▸ **Supplied data**

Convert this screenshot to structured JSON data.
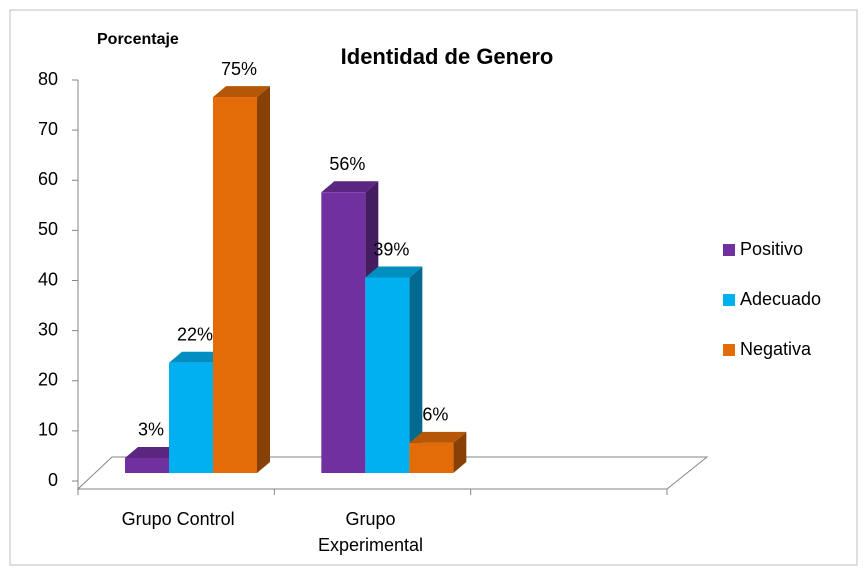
{
  "chart_data": {
    "type": "bar3d",
    "title": "Identidad de Genero",
    "y_label": "Porcentaje",
    "categories": [
      "Grupo Control",
      "Grupo Experimental",
      null
    ],
    "series": [
      {
        "name": "Positivo",
        "color": "#7030a0",
        "values": [
          3,
          56,
          null
        ],
        "value_labels": [
          "3%",
          "56%",
          null
        ]
      },
      {
        "name": "Adecuado",
        "color": "#00b0f0",
        "values": [
          22,
          39,
          null
        ],
        "value_labels": [
          "22%",
          "39%",
          null
        ]
      },
      {
        "name": "Negativa",
        "color": "#e36c09",
        "values": [
          75,
          6,
          null
        ],
        "value_labels": [
          "75%",
          "6%",
          null
        ]
      }
    ],
    "ylim": [
      0,
      80
    ],
    "yticks": [
      0,
      10,
      20,
      30,
      40,
      50,
      60,
      70,
      80
    ],
    "grid": false,
    "legend": "right"
  }
}
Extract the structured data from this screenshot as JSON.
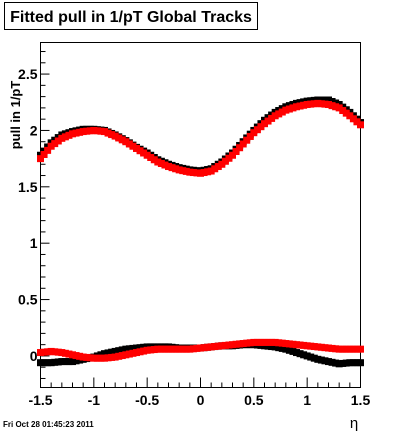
{
  "chart_data": {
    "type": "scatter",
    "title": "Fitted pull in 1/pT  Global Tracks",
    "xlabel": "η",
    "ylabel": "pull in 1/pT",
    "xlim": [
      -1.5,
      1.5
    ],
    "ylim": [
      -0.28,
      2.78
    ],
    "x_ticks": [
      "-1.5",
      "-1",
      "-0.5",
      "0",
      "0.5",
      "1",
      "1.5"
    ],
    "y_ticks": [
      "0",
      "0.5",
      "1",
      "1.5",
      "2",
      "2.5"
    ],
    "timestamp": "Fri Oct 28 01:45:23 2011",
    "grid": false,
    "legend": "none",
    "x": [
      -1.5,
      -1.4,
      -1.3,
      -1.2,
      -1.1,
      -1.0,
      -0.9,
      -0.8,
      -0.7,
      -0.6,
      -0.5,
      -0.4,
      -0.3,
      -0.2,
      -0.1,
      0.0,
      0.1,
      0.2,
      0.3,
      0.4,
      0.5,
      0.6,
      0.7,
      0.8,
      0.9,
      1.0,
      1.1,
      1.2,
      1.3,
      1.4,
      1.5
    ],
    "series": [
      {
        "color": "#000000",
        "values": [
          1.78,
          1.89,
          1.96,
          1.99,
          2.01,
          2.01,
          2.0,
          1.96,
          1.91,
          1.85,
          1.8,
          1.74,
          1.7,
          1.67,
          1.65,
          1.64,
          1.66,
          1.72,
          1.8,
          1.9,
          2.0,
          2.09,
          2.16,
          2.21,
          2.24,
          2.26,
          2.27,
          2.27,
          2.23,
          2.16,
          2.07
        ]
      },
      {
        "color": "#ff0000",
        "values": [
          1.75,
          1.86,
          1.93,
          1.97,
          1.99,
          2.0,
          1.99,
          1.95,
          1.9,
          1.84,
          1.78,
          1.72,
          1.68,
          1.65,
          1.63,
          1.62,
          1.64,
          1.7,
          1.78,
          1.88,
          1.98,
          2.06,
          2.13,
          2.18,
          2.21,
          2.23,
          2.24,
          2.23,
          2.2,
          2.13,
          2.05
        ]
      },
      {
        "color": "#000000",
        "values": [
          -0.06,
          -0.06,
          -0.05,
          -0.05,
          -0.03,
          -0.01,
          0.02,
          0.04,
          0.06,
          0.07,
          0.08,
          0.08,
          0.08,
          0.07,
          0.07,
          0.07,
          0.08,
          0.09,
          0.09,
          0.1,
          0.1,
          0.09,
          0.08,
          0.06,
          0.03,
          0.0,
          -0.03,
          -0.05,
          -0.07,
          -0.06,
          -0.06
        ]
      },
      {
        "color": "#ff0000",
        "values": [
          0.03,
          0.04,
          0.03,
          0.01,
          -0.01,
          -0.02,
          -0.02,
          -0.01,
          0.01,
          0.03,
          0.05,
          0.06,
          0.06,
          0.06,
          0.06,
          0.07,
          0.08,
          0.09,
          0.1,
          0.11,
          0.12,
          0.12,
          0.12,
          0.11,
          0.1,
          0.09,
          0.08,
          0.07,
          0.06,
          0.06,
          0.06
        ]
      }
    ]
  }
}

▸ **Exercise description**
Without the pictures, return all the records precisely as they stand.

▸ **Written solution**
Convert this screenshot to structured JSON data.
{
  "chart_data": {
    "type": "bar3d",
    "title": "Identidad de Genero",
    "y_label": "Porcentaje",
    "categories": [
      "Grupo Control",
      "Grupo Experimental",
      null
    ],
    "series": [
      {
        "name": "Positivo",
        "color": "#7030a0",
        "values": [
          3,
          56,
          null
        ],
        "value_labels": [
          "3%",
          "56%",
          null
        ]
      },
      {
        "name": "Adecuado",
        "color": "#00b0f0",
        "values": [
          22,
          39,
          null
        ],
        "value_labels": [
          "22%",
          "39%",
          null
        ]
      },
      {
        "name": "Negativa",
        "color": "#e36c09",
        "values": [
          75,
          6,
          null
        ],
        "value_labels": [
          "75%",
          "6%",
          null
        ]
      }
    ],
    "ylim": [
      0,
      80
    ],
    "yticks": [
      0,
      10,
      20,
      30,
      40,
      50,
      60,
      70,
      80
    ],
    "grid": false,
    "legend": "right"
  }
}
Extract the structured data from this screenshot as JSON.
{
  "chart_data": {
    "type": "scatter",
    "title": "Fitted pull in 1/pT  Global Tracks",
    "xlabel": "η",
    "ylabel": "pull in 1/pT",
    "xlim": [
      -1.5,
      1.5
    ],
    "ylim": [
      -0.28,
      2.78
    ],
    "x_ticks": [
      "-1.5",
      "-1",
      "-0.5",
      "0",
      "0.5",
      "1",
      "1.5"
    ],
    "y_ticks": [
      "0",
      "0.5",
      "1",
      "1.5",
      "2",
      "2.5"
    ],
    "timestamp": "Fri Oct 28 01:45:23 2011",
    "grid": false,
    "legend": "none",
    "x": [
      -1.5,
      -1.4,
      -1.3,
      -1.2,
      -1.1,
      -1.0,
      -0.9,
      -0.8,
      -0.7,
      -0.6,
      -0.5,
      -0.4,
      -0.3,
      -0.2,
      -0.1,
      0.0,
      0.1,
      0.2,
      0.3,
      0.4,
      0.5,
      0.6,
      0.7,
      0.8,
      0.9,
      1.0,
      1.1,
      1.2,
      1.3,
      1.4,
      1.5
    ],
    "series": [
      {
        "color": "#000000",
        "values": [
          1.78,
          1.89,
          1.96,
          1.99,
          2.01,
          2.01,
          2.0,
          1.96,
          1.91,
          1.85,
          1.8,
          1.74,
          1.7,
          1.67,
          1.65,
          1.64,
          1.66,
          1.72,
          1.8,
          1.9,
          2.0,
          2.09,
          2.16,
          2.21,
          2.24,
          2.26,
          2.27,
          2.27,
          2.23,
          2.16,
          2.07
        ]
      },
      {
        "color": "#ff0000",
        "values": [
          1.75,
          1.86,
          1.93,
          1.97,
          1.99,
          2.0,
          1.99,
          1.95,
          1.9,
          1.84,
          1.78,
          1.72,
          1.68,
          1.65,
          1.63,
          1.62,
          1.64,
          1.7,
          1.78,
          1.88,
          1.98,
          2.06,
          2.13,
          2.18,
          2.21,
          2.23,
          2.24,
          2.23,
          2.2,
          2.13,
          2.05
        ]
      },
      {
        "color": "#000000",
        "values": [
          -0.06,
          -0.06,
          -0.05,
          -0.05,
          -0.03,
          -0.01,
          0.02,
          0.04,
          0.06,
          0.07,
          0.08,
          0.08,
          0.08,
          0.07,
          0.07,
          0.07,
          0.08,
          0.09,
          0.09,
          0.1,
          0.1,
          0.09,
          0.08,
          0.06,
          0.03,
          0.0,
          -0.03,
          -0.05,
          -0.07,
          -0.06,
          -0.06
        ]
      },
      {
        "color": "#ff0000",
        "values": [
          0.03,
          0.04,
          0.03,
          0.01,
          -0.01,
          -0.02,
          -0.02,
          -0.01,
          0.01,
          0.03,
          0.05,
          0.06,
          0.06,
          0.06,
          0.06,
          0.07,
          0.08,
          0.09,
          0.1,
          0.11,
          0.12,
          0.12,
          0.12,
          0.11,
          0.1,
          0.09,
          0.08,
          0.07,
          0.06,
          0.06,
          0.06
        ]
      }
    ]
  }
}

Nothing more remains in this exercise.